** begin Page text **

I built a new website for an electrician in Cambridgeshire last year. His old site had been live for four years, looked fine on a desktop, and was pulling around 200 visitors a month from Google. He was getting zero calls from it. Not one.
When I dug in, the problem was obvious within about 30 seconds. No location in the headline. No qualifications visible above the fold. Phone number buried in the footer. On mobile — where 71% of trade searches in the UK happen — the contact form was broken.
Two hundred people a month landing on that page, and every one of them left. That's not a traffic problem. That's an electrician website design problem.
Here are the 7 things that fixed it.
The headline at the top of your homepage is the most important line on your entire website. It decides whether someone stays or clicks straight back to Google.
It needs to answer three things in under three seconds: what you do, where you cover, and why you're worth calling over the next electrician in the list.
"Welcome to ABC Electrical Services" tells a visitor nothing useful. "Qualified Electrician in Cambridge — Fast Response, NICEIC Registered" tells them exactly what they need to make a decision.
Most electricians I speak to haven't put their town or county in their headline. Their reasoning is usually that it's obvious — their address is in the footer. But the people landing on your site from Google are often checking four or five electricians at once. If your headline doesn't confirm you cover their area immediately, they move on to the one that does.
Put your location in the headline. It's the simplest fix on this list and it works every time.
Electricians are different from most other trades. Before calling a plumber, most people just want to know they'll show up. Before calling an electrician, they want to know you're qualified and legally covered — because a badly wired installation is a safety issue, not just a bad job.

** end Page text **
** begin Material supplied **

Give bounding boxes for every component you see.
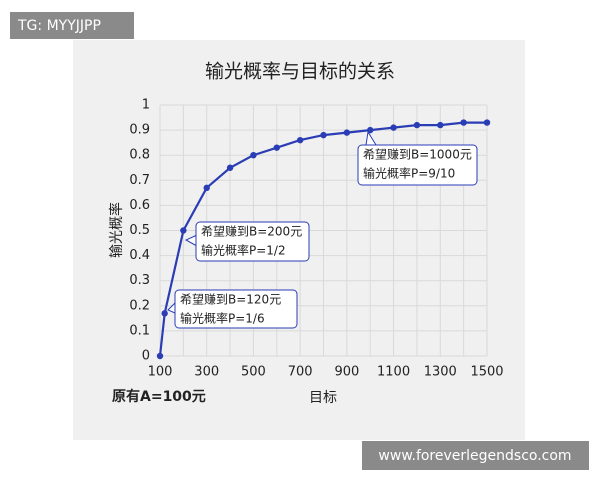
callout-text: 希望赚到B=120元 xyxy=(180,292,281,307)
watermark-box xyxy=(10,12,134,39)
y-tick-label: 0.9 xyxy=(129,123,150,138)
callout-text: 希望赚到B=1000元 xyxy=(363,147,472,162)
y-tick-label: 0.6 xyxy=(129,198,150,213)
watermark-box xyxy=(362,441,589,470)
point xyxy=(460,119,467,126)
x-tick-label: 1500 xyxy=(470,365,503,380)
y-tick-label: 0 xyxy=(142,349,150,364)
y-tick-label: 0.4 xyxy=(129,248,150,263)
callout-box xyxy=(357,144,478,186)
callout-text: 输光概率P=1/6 xyxy=(180,311,265,326)
watermark-text: TG: MYYJJPP xyxy=(17,18,101,34)
x-axis-label: 目标 xyxy=(309,390,337,406)
point xyxy=(203,184,210,192)
x-tick-label: 500 xyxy=(241,365,266,380)
x-tick-label: 1100 xyxy=(377,365,410,380)
watermark-text: www.foreverlegendsco.com xyxy=(378,448,571,464)
point xyxy=(390,124,397,131)
point xyxy=(437,121,444,129)
callout-text: 输光概率P=9/10 xyxy=(363,166,455,181)
y-tick-label: 1 xyxy=(142,98,150,113)
point xyxy=(226,164,234,171)
point xyxy=(156,352,164,360)
y-tick-label: 0.1 xyxy=(129,323,150,338)
point xyxy=(161,310,168,317)
point xyxy=(413,121,421,129)
point xyxy=(367,126,374,134)
note: 原有A=100元 xyxy=(112,388,206,405)
x-tick-label: 900 xyxy=(334,365,359,380)
point xyxy=(320,131,327,139)
point xyxy=(483,119,491,126)
line xyxy=(158,121,487,357)
point xyxy=(273,144,280,151)
x-tick-label: 700 xyxy=(288,365,313,380)
y-tick-label: 0.2 xyxy=(129,298,150,313)
y-tick-label: 0.7 xyxy=(129,173,150,188)
x-tick-label: 100 xyxy=(148,365,173,380)
point xyxy=(180,227,187,234)
x-tick-label: 1300 xyxy=(424,365,457,380)
point xyxy=(296,136,304,144)
chart-title: 输光概率与目标的关系 xyxy=(205,61,395,83)
y-tick-label: 0.8 xyxy=(129,148,150,163)
point xyxy=(343,129,351,136)
y-tick-label: 0.5 xyxy=(129,223,150,238)
callout-box xyxy=(195,221,310,262)
y-tick-label: 0.3 xyxy=(129,273,150,288)
callout-box xyxy=(174,289,298,329)
callout-text: 希望赚到B=200元 xyxy=(201,224,302,239)
y-axis-label: 输光概率 xyxy=(108,202,125,258)
x-tick-label: 300 xyxy=(194,365,219,380)
callout-text: 输光概率P=1/2 xyxy=(201,243,286,258)
point xyxy=(250,152,257,159)
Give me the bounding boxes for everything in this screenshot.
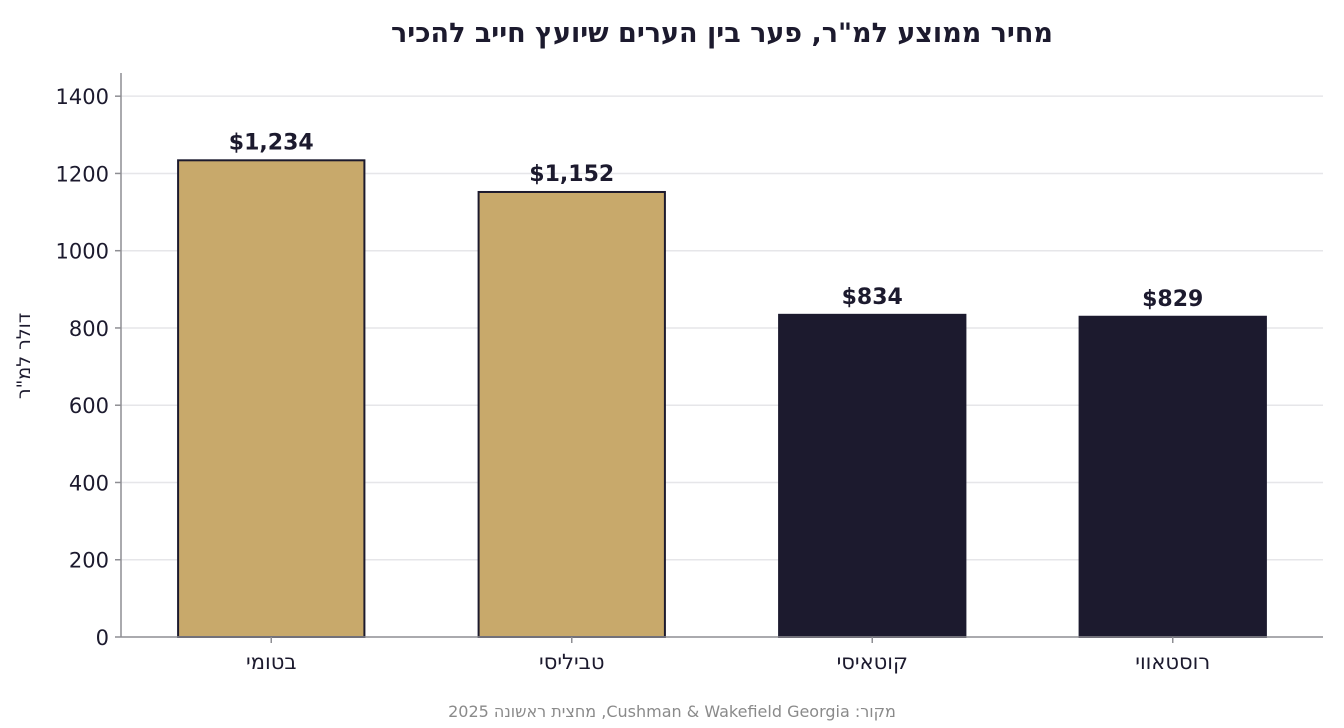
y-tick-label: 1000 <box>56 240 109 264</box>
y-tick-label: 1200 <box>56 162 109 186</box>
x-ticks: בטומי טביליסי קוטאיסי רוסטאווי <box>246 637 1210 674</box>
y-tick-label: 1400 <box>56 85 109 109</box>
bar <box>778 313 967 638</box>
x-tick-label: טביליסי <box>539 650 604 674</box>
source-note: מקור: Cushman & Wakefield Georgia, מחצית… <box>448 702 896 721</box>
data-label: $1,234 <box>229 130 314 155</box>
bar <box>177 159 366 638</box>
y-tick-label: 600 <box>69 394 109 418</box>
x-tick-label: רוסטאווי <box>1135 650 1210 674</box>
y-tick-label: 0 <box>96 626 109 650</box>
y-tick-label: 200 <box>69 549 109 573</box>
x-tick-label: בטומי <box>246 650 296 674</box>
bars <box>177 159 1267 638</box>
data-label: $829 <box>1142 287 1203 312</box>
y-tick-label: 800 <box>69 317 109 341</box>
y-tick-label: 400 <box>69 471 109 495</box>
x-tick-label: קוטאיסי <box>837 650 908 674</box>
y-axis-label: דולר למ"ר <box>13 313 35 399</box>
data-label: $1,152 <box>529 162 614 187</box>
bar <box>477 190 666 638</box>
data-labels: $1,234 $1,152 $834 $829 <box>229 130 1204 311</box>
bar <box>1078 315 1267 638</box>
data-label: $834 <box>842 285 903 310</box>
y-ticks: 0 200 400 600 800 1000 1200 1400 <box>56 85 121 650</box>
chart-title: מחיר ממוצע למ"ר, פער בין הערים שיועץ חיי… <box>391 18 1053 49</box>
axes <box>120 73 1323 638</box>
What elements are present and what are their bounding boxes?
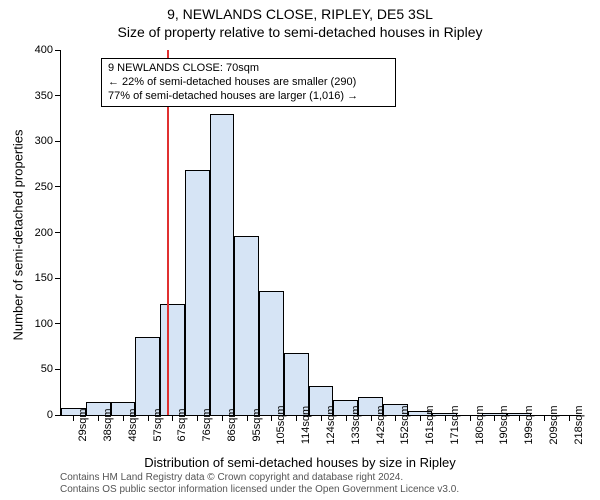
chart-title-line1: 9, NEWLANDS CLOSE, RIPLEY, DE5 3SL bbox=[0, 6, 600, 22]
annotation-line-1: 9 NEWLANDS CLOSE: 70sqm bbox=[108, 62, 389, 76]
x-tick-label: 218sqm bbox=[573, 405, 585, 444]
y-tick bbox=[55, 186, 61, 187]
x-tick bbox=[123, 415, 124, 421]
footer-line-1: Contains HM Land Registry data © Crown c… bbox=[60, 472, 459, 484]
x-tick bbox=[395, 415, 396, 421]
y-tick bbox=[55, 278, 61, 279]
x-tick bbox=[296, 415, 297, 421]
plot-area: 9 NEWLANDS CLOSE: 70sqm ← 22% of semi-de… bbox=[60, 50, 581, 416]
x-tick bbox=[346, 415, 347, 421]
footer-line-2: Contains OS public sector information li… bbox=[60, 484, 459, 496]
y-tick-label: 200 bbox=[21, 227, 53, 239]
x-tick-label: 199sqm bbox=[523, 405, 535, 444]
x-tick bbox=[470, 415, 471, 421]
x-tick bbox=[371, 415, 372, 421]
y-tick-label: 0 bbox=[21, 409, 53, 421]
x-tick-label: 180sqm bbox=[474, 405, 486, 444]
x-tick bbox=[247, 415, 248, 421]
y-tick-label: 400 bbox=[21, 44, 53, 56]
x-tick bbox=[98, 415, 99, 421]
chart-title-line2: Size of property relative to semi-detach… bbox=[0, 24, 600, 40]
annotation-line-2: ← 22% of semi-detached houses are smalle… bbox=[108, 76, 389, 90]
y-tick bbox=[55, 141, 61, 142]
x-tick bbox=[420, 415, 421, 421]
histogram-bar bbox=[160, 304, 185, 415]
x-tick bbox=[73, 415, 74, 421]
y-tick-label: 150 bbox=[21, 272, 53, 284]
y-tick-label: 300 bbox=[21, 135, 53, 147]
y-tick bbox=[55, 323, 61, 324]
x-tick bbox=[445, 415, 446, 421]
x-tick-label: 171sqm bbox=[449, 405, 461, 444]
x-tick bbox=[172, 415, 173, 421]
x-tick bbox=[148, 415, 149, 421]
x-tick bbox=[494, 415, 495, 421]
y-tick-label: 350 bbox=[21, 90, 53, 102]
x-tick bbox=[222, 415, 223, 421]
histogram-bar bbox=[210, 114, 235, 415]
histogram-bar bbox=[185, 170, 210, 415]
x-tick bbox=[569, 415, 570, 421]
x-tick bbox=[271, 415, 272, 421]
y-tick-label: 250 bbox=[21, 181, 53, 193]
x-tick-label: 161sqm bbox=[424, 405, 436, 444]
x-axis-label: Distribution of semi-detached houses by … bbox=[0, 455, 600, 470]
histogram-bar bbox=[234, 236, 259, 415]
histogram-bar bbox=[259, 291, 284, 415]
x-tick bbox=[519, 415, 520, 421]
y-tick bbox=[55, 369, 61, 370]
histogram-bar bbox=[135, 337, 160, 415]
chart-container: 9, NEWLANDS CLOSE, RIPLEY, DE5 3SL Size … bbox=[0, 0, 600, 500]
x-tick-label: 190sqm bbox=[498, 405, 510, 444]
annotation-line-3: 77% of semi-detached houses are larger (… bbox=[108, 90, 389, 104]
y-tick-label: 100 bbox=[21, 318, 53, 330]
y-tick bbox=[55, 232, 61, 233]
y-tick bbox=[55, 50, 61, 51]
x-tick bbox=[197, 415, 198, 421]
y-tick bbox=[55, 95, 61, 96]
x-tick-label: 209sqm bbox=[548, 405, 560, 444]
y-tick-label: 50 bbox=[21, 363, 53, 375]
x-tick bbox=[321, 415, 322, 421]
annotation-box: 9 NEWLANDS CLOSE: 70sqm ← 22% of semi-de… bbox=[101, 58, 396, 107]
x-tick bbox=[544, 415, 545, 421]
footer-attribution: Contains HM Land Registry data © Crown c… bbox=[60, 472, 459, 496]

** end Material supplied **

_Task brief_
Print the passage from the electrician website article exactly, starting at "It needs to" and ending at "works every time.".

_Answer to this task_
It needs to answer three things in under three seconds: what you do, where you cover, and why you're worth calling over the next electrician in the list.
"Welcome to ABC Electrical Services" tells a visitor nothing useful. "Qualified Electrician in Cambridge — Fast Response, NICEIC Registered" tells them exactly what they need to make a decision.
Most electricians I speak to haven't put their town or county in their headline. Their reasoning is usually that it's obvious — their address is in the footer. But the people landing on your site from Google are often checking four or five electricians at once. If your headline doesn't confirm you cover their area immediately, they move on to the one that does.
Put your location in the headline. It's the simplest fix on this list and it works every time.